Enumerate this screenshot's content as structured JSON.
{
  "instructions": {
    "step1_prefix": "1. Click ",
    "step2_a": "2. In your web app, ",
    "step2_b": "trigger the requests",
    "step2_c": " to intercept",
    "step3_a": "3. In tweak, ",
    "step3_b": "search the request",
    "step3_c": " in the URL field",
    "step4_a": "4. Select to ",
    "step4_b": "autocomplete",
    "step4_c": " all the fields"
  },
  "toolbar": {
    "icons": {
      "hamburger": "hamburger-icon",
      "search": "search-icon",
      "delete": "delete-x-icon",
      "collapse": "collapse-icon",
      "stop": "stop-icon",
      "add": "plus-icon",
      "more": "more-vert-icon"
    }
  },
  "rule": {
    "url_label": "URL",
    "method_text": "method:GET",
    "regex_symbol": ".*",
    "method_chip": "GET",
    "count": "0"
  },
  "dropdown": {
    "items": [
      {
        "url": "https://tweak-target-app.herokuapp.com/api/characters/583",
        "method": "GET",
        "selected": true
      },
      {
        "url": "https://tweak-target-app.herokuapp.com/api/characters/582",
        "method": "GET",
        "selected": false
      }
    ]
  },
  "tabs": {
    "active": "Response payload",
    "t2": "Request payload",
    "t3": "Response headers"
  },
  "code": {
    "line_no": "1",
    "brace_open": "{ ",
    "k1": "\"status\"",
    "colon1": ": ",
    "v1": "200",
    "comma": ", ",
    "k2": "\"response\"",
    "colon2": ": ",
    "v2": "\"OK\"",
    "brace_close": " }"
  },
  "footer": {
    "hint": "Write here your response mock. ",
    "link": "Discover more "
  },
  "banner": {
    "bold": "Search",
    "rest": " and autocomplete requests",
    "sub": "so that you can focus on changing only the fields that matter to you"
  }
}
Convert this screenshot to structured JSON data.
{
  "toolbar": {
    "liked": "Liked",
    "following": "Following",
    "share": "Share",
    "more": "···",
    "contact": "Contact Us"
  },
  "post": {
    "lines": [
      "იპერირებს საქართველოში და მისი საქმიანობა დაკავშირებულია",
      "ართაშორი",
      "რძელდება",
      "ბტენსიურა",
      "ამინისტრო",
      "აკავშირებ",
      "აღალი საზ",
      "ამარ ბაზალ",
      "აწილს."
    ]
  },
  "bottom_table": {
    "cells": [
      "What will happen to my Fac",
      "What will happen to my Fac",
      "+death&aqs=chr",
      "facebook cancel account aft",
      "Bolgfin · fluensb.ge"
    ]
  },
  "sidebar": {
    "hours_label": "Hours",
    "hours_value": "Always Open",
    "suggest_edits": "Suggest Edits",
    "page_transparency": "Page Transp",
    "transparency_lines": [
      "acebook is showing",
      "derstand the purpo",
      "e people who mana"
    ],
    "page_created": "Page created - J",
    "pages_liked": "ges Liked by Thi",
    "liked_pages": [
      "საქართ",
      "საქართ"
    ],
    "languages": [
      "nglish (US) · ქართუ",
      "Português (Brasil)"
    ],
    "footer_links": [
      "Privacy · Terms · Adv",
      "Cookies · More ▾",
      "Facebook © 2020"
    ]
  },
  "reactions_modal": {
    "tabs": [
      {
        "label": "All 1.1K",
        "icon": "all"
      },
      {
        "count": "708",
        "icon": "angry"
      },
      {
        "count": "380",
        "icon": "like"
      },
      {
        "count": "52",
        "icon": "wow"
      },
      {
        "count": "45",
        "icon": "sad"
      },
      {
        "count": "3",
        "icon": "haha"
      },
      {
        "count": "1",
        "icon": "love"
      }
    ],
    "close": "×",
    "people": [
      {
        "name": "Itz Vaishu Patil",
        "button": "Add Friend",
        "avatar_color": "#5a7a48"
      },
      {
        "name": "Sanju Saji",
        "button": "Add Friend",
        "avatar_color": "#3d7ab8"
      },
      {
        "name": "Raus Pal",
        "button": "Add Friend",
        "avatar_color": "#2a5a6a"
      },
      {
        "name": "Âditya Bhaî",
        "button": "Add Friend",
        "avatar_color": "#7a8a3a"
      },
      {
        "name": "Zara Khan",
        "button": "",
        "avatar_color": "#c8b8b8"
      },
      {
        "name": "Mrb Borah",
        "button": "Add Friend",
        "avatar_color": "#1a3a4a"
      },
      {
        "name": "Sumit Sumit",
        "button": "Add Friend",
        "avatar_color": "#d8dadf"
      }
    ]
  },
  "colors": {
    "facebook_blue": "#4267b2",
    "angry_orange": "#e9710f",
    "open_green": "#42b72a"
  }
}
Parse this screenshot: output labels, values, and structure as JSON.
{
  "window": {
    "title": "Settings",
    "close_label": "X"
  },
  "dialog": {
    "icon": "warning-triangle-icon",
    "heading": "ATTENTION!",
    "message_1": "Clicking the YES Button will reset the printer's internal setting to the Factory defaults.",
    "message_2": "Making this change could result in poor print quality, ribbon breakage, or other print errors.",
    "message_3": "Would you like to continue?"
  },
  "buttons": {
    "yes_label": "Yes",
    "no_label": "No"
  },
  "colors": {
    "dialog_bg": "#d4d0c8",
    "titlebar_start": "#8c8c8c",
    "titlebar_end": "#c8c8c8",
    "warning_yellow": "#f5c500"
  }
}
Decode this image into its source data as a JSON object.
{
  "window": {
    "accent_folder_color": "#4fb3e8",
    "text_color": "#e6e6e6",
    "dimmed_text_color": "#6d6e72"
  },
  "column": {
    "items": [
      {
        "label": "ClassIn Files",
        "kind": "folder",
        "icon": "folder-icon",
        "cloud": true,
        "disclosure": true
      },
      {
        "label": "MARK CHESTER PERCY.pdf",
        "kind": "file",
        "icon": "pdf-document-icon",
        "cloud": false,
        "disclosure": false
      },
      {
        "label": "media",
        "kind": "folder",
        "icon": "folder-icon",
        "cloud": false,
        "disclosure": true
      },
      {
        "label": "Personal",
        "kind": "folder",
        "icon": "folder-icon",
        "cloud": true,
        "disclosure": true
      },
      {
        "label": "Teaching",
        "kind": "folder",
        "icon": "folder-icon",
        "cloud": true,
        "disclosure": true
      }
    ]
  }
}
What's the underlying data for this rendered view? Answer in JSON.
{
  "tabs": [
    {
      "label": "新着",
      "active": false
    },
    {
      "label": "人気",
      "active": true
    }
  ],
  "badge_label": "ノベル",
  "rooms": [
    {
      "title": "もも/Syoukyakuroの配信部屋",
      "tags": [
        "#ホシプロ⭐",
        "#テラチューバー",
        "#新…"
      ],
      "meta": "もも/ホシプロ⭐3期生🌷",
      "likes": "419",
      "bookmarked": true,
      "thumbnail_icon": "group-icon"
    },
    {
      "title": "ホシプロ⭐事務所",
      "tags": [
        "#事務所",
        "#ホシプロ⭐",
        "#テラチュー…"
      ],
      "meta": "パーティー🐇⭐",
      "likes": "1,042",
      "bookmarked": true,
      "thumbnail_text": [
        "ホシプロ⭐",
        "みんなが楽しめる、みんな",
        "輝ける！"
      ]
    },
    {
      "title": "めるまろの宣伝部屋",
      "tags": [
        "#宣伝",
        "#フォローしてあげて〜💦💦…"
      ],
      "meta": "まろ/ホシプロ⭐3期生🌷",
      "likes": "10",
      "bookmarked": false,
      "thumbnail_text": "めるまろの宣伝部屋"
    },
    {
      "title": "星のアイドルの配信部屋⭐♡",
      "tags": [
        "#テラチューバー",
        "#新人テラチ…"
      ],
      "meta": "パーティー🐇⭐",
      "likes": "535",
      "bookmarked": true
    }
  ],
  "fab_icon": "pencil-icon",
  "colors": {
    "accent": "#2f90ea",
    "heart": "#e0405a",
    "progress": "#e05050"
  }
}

○ ○ ○

● **Problem details**: Gather every line from the listing above in which the word "https" appears.

● **Result of the task**:
        "url": "https://tweak-target-app.herokuapp.com/api/characters/583",
        "url": "https://tweak-target-app.herokuapp.com/api/characters/582",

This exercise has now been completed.